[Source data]
============================================================

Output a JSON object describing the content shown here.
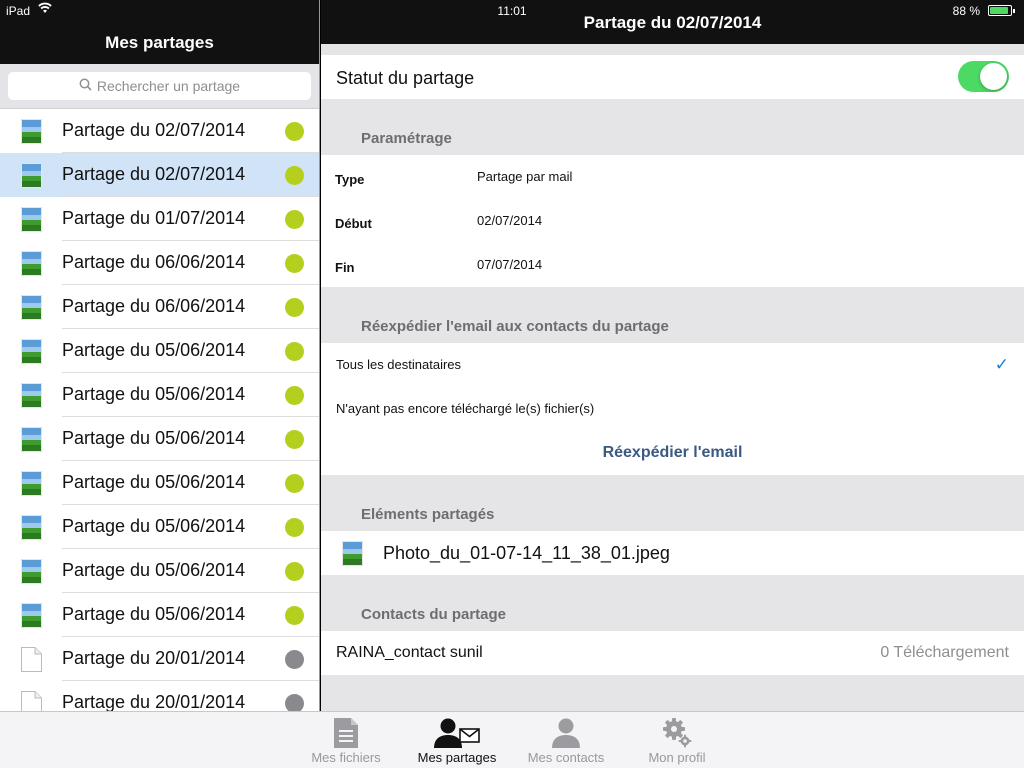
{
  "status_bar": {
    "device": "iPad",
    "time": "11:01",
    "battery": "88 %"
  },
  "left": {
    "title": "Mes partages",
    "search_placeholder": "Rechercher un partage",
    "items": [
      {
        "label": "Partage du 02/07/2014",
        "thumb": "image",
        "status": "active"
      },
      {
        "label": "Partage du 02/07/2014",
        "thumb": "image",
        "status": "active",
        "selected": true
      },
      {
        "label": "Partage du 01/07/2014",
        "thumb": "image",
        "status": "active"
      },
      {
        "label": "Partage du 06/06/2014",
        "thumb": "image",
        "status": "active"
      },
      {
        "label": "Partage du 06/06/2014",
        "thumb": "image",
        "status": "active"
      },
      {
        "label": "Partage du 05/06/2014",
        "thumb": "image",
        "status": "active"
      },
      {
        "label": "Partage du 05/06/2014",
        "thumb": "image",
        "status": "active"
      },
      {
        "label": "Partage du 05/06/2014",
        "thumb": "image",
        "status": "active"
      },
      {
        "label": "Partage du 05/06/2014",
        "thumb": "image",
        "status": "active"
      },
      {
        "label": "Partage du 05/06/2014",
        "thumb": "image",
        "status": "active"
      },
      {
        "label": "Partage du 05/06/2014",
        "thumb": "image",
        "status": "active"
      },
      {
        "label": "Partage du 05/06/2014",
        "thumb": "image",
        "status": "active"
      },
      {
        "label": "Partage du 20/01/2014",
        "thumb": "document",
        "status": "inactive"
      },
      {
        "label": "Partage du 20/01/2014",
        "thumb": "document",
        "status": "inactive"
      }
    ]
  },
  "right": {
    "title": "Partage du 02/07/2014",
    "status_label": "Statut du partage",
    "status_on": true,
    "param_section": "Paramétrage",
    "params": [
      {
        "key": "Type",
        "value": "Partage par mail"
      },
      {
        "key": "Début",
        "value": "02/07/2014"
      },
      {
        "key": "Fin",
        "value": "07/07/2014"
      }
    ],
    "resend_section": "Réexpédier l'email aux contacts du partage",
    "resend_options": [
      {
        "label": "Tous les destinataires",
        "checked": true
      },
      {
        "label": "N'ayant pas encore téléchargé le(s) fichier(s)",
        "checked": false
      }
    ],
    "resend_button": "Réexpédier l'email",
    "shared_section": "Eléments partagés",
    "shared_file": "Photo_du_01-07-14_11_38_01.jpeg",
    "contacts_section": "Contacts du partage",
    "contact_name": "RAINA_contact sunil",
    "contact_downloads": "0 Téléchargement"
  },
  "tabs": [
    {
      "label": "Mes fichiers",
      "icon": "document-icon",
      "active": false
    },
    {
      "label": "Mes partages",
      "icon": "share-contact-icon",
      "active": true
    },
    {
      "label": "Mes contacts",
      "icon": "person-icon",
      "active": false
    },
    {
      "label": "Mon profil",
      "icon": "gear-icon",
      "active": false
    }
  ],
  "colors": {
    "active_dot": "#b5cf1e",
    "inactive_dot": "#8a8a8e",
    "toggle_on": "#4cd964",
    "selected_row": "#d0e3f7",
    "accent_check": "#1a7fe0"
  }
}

============================================================

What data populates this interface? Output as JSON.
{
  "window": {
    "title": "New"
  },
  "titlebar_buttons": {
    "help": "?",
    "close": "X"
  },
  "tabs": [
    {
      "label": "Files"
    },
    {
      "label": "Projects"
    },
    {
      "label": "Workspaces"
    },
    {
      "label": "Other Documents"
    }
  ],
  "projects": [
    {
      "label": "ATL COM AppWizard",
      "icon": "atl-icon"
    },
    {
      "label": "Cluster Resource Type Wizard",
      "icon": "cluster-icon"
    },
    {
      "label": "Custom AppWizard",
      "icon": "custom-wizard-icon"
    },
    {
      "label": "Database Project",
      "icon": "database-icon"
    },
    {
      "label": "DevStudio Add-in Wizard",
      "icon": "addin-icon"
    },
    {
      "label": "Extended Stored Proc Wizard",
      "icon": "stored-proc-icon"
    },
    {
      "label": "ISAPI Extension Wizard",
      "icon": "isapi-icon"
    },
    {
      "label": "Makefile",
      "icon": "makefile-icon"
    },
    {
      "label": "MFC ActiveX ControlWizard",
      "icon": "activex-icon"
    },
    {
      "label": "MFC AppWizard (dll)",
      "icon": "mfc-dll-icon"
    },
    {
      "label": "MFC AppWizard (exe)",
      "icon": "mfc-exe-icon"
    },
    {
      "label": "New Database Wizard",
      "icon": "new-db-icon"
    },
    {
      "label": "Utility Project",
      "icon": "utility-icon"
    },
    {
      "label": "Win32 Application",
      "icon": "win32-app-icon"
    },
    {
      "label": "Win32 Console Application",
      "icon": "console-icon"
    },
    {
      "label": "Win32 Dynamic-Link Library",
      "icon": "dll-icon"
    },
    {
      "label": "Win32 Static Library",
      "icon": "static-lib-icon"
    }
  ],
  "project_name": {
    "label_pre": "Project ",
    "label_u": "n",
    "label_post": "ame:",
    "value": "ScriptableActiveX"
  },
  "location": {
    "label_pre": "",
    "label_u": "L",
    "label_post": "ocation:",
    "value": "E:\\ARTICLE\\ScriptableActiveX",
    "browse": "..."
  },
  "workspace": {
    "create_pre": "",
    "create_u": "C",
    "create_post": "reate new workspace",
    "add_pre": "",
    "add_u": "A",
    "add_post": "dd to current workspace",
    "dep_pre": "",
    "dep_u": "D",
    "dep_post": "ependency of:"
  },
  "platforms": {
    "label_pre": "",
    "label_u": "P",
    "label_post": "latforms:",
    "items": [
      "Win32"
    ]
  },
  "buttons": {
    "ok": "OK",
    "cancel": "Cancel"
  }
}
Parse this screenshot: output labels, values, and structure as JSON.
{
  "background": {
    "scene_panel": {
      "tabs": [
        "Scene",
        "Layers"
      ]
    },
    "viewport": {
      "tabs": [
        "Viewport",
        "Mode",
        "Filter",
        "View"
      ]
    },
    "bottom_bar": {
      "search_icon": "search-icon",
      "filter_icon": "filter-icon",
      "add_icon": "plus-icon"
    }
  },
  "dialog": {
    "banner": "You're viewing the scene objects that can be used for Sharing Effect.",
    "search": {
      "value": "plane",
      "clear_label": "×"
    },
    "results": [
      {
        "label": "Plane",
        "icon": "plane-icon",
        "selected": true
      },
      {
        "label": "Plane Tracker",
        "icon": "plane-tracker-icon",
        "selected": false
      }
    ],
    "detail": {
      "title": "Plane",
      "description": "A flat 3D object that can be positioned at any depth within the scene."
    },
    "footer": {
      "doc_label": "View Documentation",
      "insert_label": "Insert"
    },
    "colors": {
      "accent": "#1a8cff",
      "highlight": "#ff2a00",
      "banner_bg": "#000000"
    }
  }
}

============================================================

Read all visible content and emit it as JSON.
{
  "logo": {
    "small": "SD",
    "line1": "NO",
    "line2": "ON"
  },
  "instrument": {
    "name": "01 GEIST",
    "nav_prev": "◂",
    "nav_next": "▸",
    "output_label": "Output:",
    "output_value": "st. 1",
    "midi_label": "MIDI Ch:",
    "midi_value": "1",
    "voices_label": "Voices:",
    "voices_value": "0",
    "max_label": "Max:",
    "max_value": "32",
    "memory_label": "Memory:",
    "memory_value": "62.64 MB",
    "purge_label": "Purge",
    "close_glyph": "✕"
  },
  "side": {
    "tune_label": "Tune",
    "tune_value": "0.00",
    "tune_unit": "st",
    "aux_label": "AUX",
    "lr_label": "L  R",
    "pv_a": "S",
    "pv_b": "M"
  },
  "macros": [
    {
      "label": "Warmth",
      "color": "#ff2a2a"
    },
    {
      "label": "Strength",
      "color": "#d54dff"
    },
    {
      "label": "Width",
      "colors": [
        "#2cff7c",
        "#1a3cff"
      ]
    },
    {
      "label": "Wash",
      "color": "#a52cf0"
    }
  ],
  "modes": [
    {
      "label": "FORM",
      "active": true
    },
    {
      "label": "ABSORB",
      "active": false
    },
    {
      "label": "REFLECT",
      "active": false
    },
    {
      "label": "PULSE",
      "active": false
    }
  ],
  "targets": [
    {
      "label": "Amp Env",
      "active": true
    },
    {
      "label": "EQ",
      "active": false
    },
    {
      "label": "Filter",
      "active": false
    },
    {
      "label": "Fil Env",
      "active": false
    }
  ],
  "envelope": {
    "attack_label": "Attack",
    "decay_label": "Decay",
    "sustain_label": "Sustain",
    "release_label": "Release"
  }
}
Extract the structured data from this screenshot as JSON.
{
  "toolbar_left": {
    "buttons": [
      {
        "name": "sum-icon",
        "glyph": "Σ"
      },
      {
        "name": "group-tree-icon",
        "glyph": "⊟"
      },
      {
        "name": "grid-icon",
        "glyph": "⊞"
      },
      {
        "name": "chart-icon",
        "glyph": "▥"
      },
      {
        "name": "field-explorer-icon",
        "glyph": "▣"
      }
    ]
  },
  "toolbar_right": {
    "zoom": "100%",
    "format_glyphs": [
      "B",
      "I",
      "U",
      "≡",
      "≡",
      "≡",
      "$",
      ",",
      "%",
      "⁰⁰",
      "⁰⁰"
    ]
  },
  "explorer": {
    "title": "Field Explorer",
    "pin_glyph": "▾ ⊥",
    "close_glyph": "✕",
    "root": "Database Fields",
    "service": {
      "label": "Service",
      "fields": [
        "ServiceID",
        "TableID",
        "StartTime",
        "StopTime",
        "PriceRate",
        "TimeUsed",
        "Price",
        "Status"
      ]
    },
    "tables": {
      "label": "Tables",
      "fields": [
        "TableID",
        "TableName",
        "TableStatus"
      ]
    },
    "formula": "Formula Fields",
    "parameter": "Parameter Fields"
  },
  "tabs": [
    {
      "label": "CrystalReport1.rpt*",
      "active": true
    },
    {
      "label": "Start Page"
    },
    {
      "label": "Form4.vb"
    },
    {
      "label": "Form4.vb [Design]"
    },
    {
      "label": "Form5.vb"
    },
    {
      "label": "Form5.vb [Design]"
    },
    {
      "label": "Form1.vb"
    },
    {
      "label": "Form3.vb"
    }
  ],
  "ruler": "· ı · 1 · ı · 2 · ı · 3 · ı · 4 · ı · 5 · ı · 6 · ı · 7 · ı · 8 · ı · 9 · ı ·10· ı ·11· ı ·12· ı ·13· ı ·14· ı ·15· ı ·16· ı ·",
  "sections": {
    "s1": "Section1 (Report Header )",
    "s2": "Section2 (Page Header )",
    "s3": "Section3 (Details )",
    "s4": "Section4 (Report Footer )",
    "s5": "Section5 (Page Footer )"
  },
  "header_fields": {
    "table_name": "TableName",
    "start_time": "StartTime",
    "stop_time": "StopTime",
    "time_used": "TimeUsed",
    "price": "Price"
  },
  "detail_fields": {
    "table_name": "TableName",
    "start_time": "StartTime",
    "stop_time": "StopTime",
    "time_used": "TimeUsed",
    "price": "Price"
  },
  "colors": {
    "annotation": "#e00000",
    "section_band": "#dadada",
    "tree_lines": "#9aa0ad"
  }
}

============================================================

▶ What is expected
From the listing, copy each line containing the word "Type".

▶ Correct answer
        "key": "Type",
      "label": "Cluster Resource Type Wizard",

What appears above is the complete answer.